- _Supplied information_:
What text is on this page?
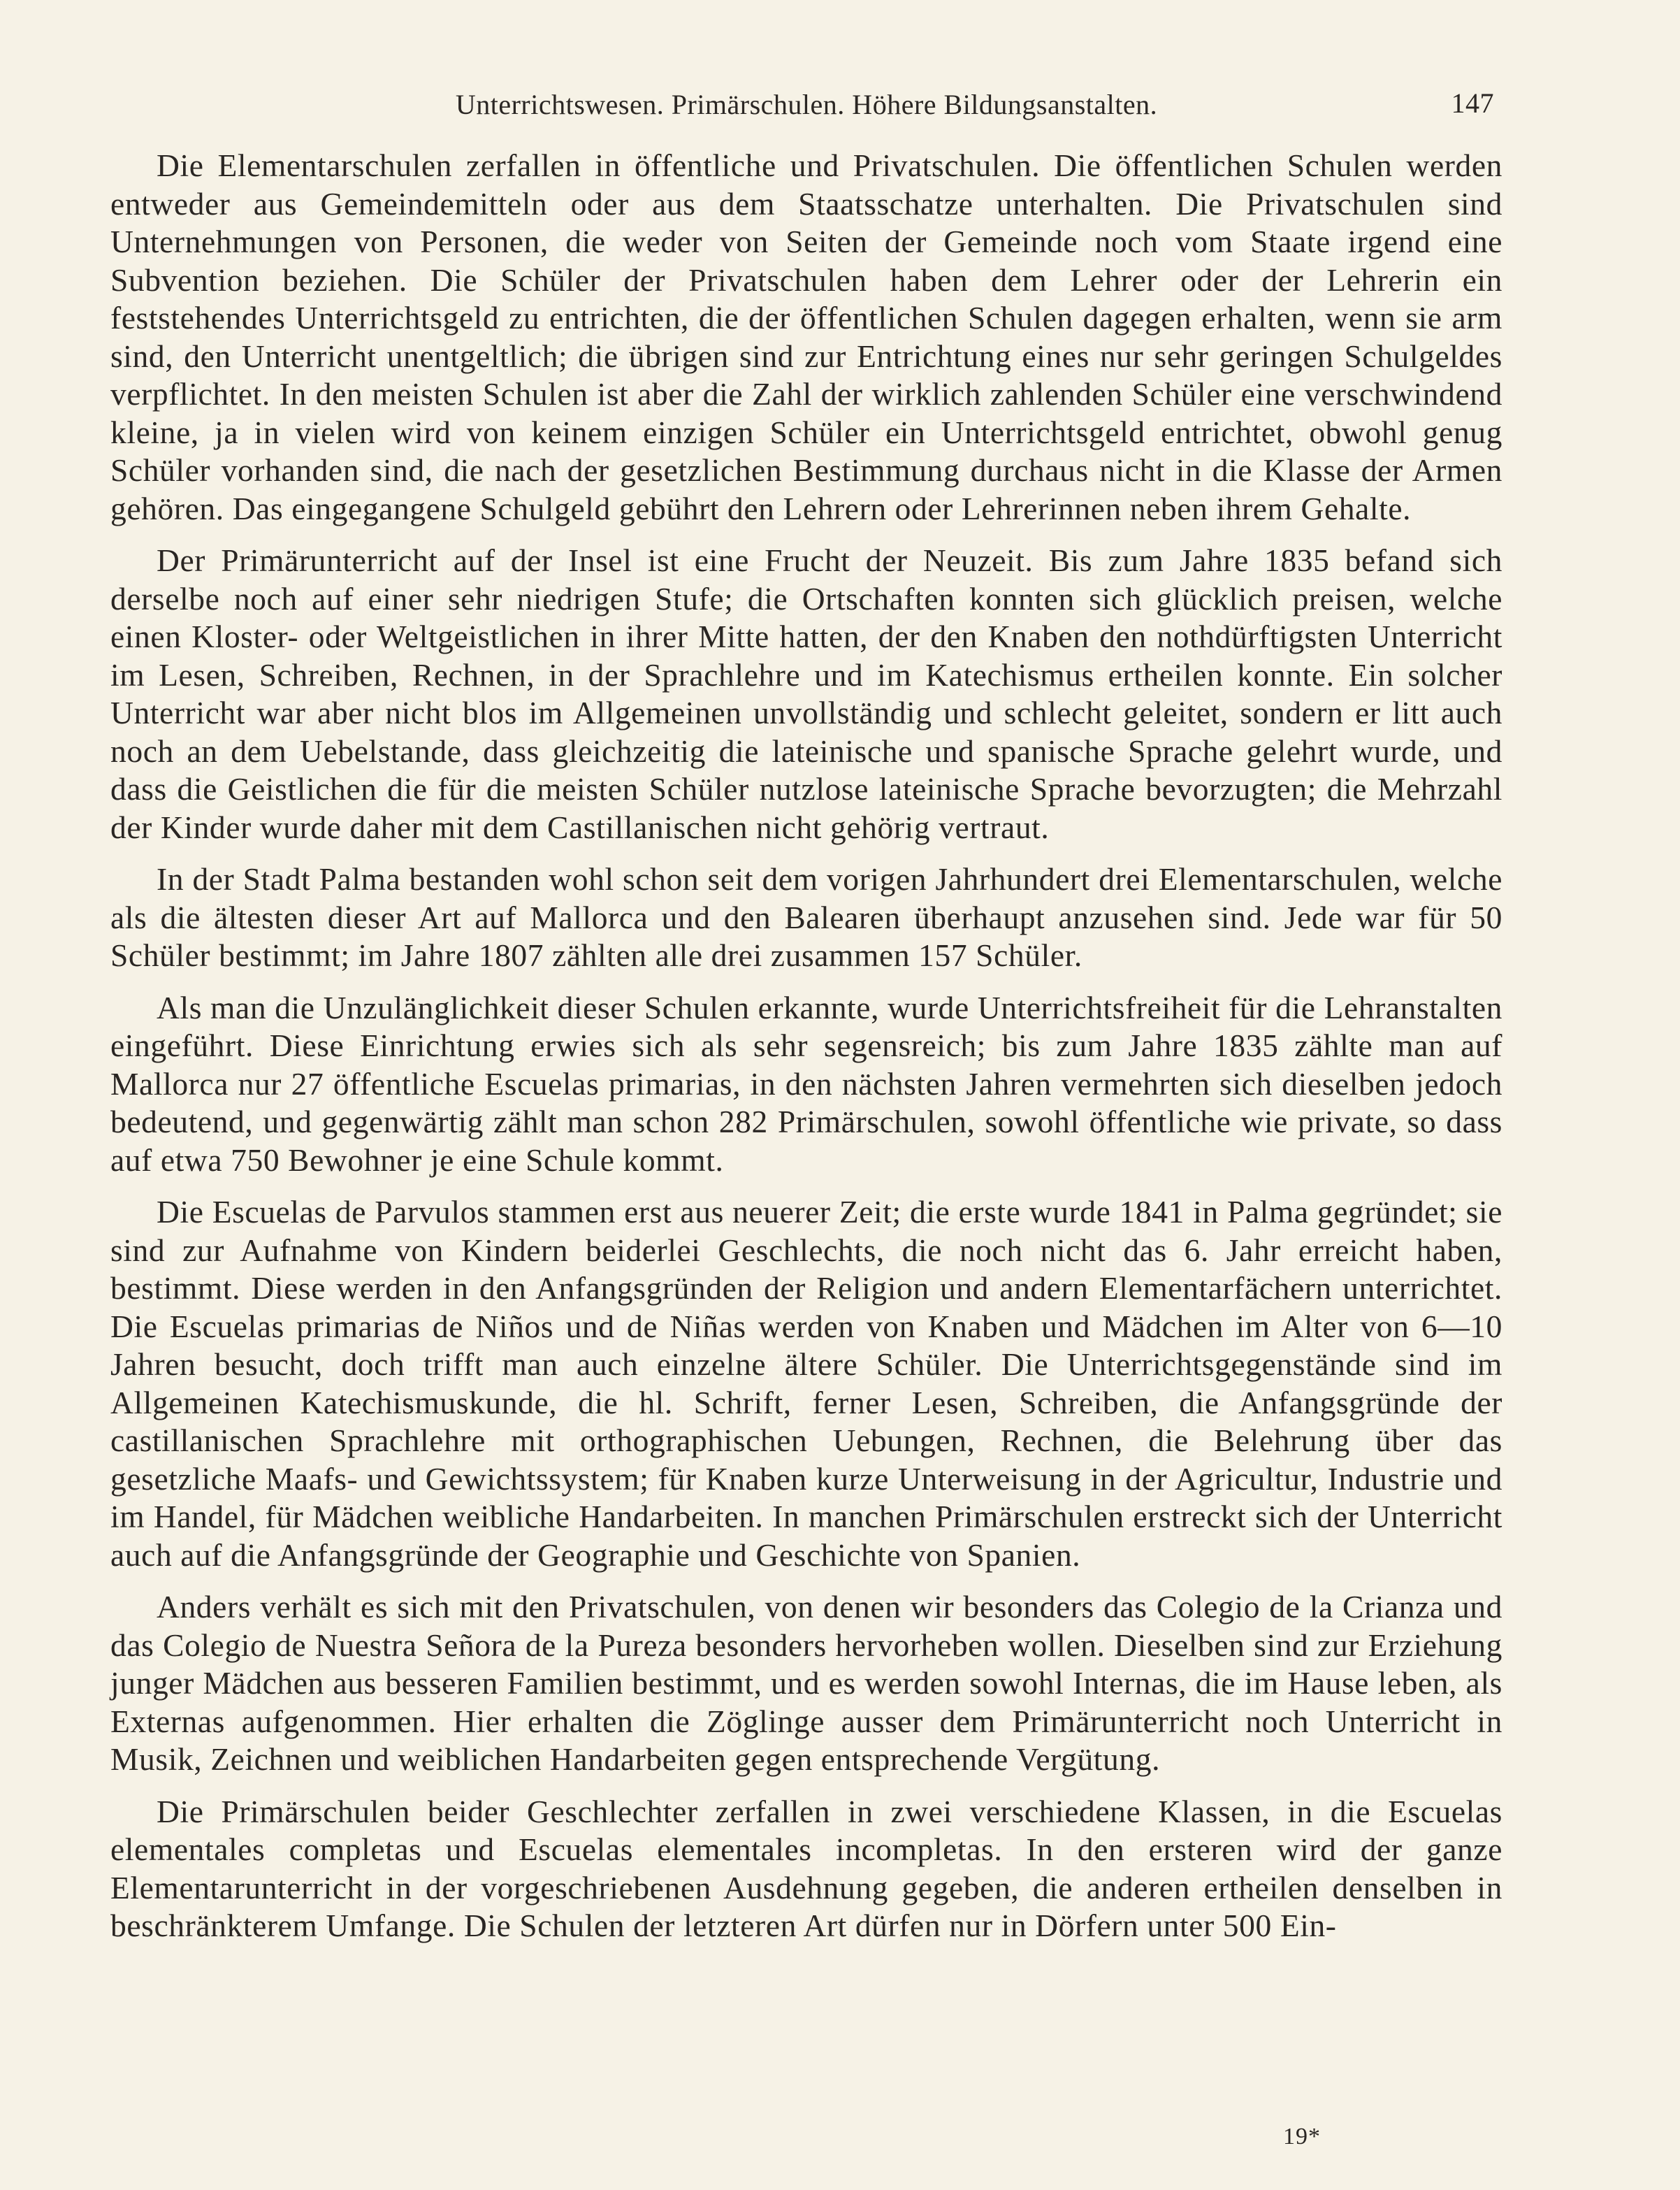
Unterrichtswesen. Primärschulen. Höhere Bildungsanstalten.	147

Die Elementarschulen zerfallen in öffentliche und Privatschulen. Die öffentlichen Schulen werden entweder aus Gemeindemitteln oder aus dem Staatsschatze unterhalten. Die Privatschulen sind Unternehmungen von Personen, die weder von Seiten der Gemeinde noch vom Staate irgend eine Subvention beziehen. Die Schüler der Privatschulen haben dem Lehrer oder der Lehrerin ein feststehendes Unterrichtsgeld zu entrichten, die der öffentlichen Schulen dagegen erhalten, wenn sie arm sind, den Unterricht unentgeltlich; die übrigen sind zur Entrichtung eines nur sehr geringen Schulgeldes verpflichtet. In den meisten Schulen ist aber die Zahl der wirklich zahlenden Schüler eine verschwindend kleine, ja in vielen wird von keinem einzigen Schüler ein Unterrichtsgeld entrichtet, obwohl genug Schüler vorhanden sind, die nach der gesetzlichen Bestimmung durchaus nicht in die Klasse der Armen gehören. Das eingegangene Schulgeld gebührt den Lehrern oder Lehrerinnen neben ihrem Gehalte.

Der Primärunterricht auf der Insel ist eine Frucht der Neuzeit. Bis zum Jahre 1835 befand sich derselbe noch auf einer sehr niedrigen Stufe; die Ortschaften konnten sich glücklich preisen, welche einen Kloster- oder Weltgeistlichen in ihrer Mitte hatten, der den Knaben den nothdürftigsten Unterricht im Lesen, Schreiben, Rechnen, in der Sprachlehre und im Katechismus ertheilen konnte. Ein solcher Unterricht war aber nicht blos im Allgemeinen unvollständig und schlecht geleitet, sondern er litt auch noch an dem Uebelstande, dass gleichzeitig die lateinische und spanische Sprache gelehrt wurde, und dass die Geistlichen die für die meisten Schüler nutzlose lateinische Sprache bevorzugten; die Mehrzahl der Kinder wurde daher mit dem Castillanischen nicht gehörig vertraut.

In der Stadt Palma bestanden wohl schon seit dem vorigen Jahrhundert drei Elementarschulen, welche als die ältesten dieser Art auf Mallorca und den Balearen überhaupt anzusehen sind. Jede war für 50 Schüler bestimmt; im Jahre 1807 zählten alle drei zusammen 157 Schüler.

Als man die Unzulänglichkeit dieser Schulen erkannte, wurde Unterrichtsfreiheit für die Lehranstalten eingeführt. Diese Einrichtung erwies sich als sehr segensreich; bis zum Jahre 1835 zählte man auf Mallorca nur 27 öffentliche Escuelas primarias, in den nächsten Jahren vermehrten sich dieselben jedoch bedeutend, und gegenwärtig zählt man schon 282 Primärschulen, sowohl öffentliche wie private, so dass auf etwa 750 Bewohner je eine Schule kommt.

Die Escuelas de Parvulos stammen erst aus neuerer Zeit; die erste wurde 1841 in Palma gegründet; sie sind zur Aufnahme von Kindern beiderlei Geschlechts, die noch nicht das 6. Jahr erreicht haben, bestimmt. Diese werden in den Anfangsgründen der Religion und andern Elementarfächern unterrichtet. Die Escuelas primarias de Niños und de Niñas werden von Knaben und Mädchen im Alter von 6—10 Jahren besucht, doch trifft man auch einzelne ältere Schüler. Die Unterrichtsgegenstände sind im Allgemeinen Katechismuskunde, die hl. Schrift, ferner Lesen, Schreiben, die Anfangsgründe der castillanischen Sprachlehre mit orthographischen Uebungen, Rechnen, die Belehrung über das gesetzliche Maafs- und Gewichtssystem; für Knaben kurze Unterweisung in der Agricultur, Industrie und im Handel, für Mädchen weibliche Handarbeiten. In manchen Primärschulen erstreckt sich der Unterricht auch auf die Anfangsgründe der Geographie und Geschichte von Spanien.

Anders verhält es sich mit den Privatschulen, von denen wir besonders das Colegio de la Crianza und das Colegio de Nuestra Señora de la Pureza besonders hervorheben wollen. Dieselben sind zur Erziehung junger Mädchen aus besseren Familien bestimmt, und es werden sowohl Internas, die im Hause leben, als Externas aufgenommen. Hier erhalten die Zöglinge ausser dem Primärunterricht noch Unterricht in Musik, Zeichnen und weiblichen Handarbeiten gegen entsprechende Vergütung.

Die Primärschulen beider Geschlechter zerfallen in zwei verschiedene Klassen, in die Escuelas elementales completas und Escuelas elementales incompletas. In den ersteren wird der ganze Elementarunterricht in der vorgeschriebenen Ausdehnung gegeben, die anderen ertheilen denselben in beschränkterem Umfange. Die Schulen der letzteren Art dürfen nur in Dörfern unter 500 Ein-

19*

- _What to do_:
Every line of the material above that has the string "Palma" needs pulling out.

- _Output for this exercise_:
In der Stadt Palma bestanden wohl schon seit dem vorigen Jahrhundert drei Elementarschulen, welche als die ältesten dieser Art auf Mallorca und den Balearen überhaupt anzusehen sind. Jede war für 50 Schüler bestimmt; im Jahre 1807 zählten alle drei zusammen 157 Schüler.
Die Escuelas de Parvulos stammen erst aus neuerer Zeit; die erste wurde 1841 in Palma gegründet; sie sind zur Aufnahme von Kindern beiderlei Geschlechts, die noch nicht das 6. Jahr erreicht haben, bestimmt. Diese werden in den Anfangsgründen der Religion und andern Elementarfächern unterrichtet. Die Escuelas primarias de Niños und de Niñas werden von Knaben und Mädchen im Alter von 6—10 Jahren besucht, doch trifft man auch einzelne ältere Schüler. Die Unterrichtsgegenstände sind im Allgemeinen Katechismuskunde, die hl. Schrift, ferner Lesen, Schreiben, die Anfangsgründe der castillanischen Sprachlehre mit orthographischen Uebungen, Rechnen, die Belehrung über das gesetzliche Maafs- und Gewichtssystem; für Knaben kurze Unterweisung in der Agricultur, Industrie und im Handel, für Mädchen weibliche Handarbeiten. In manchen Primärschulen erstreckt sich der Unterricht auch auf die Anfangsgründe der Geographie und Geschichte von Spanien.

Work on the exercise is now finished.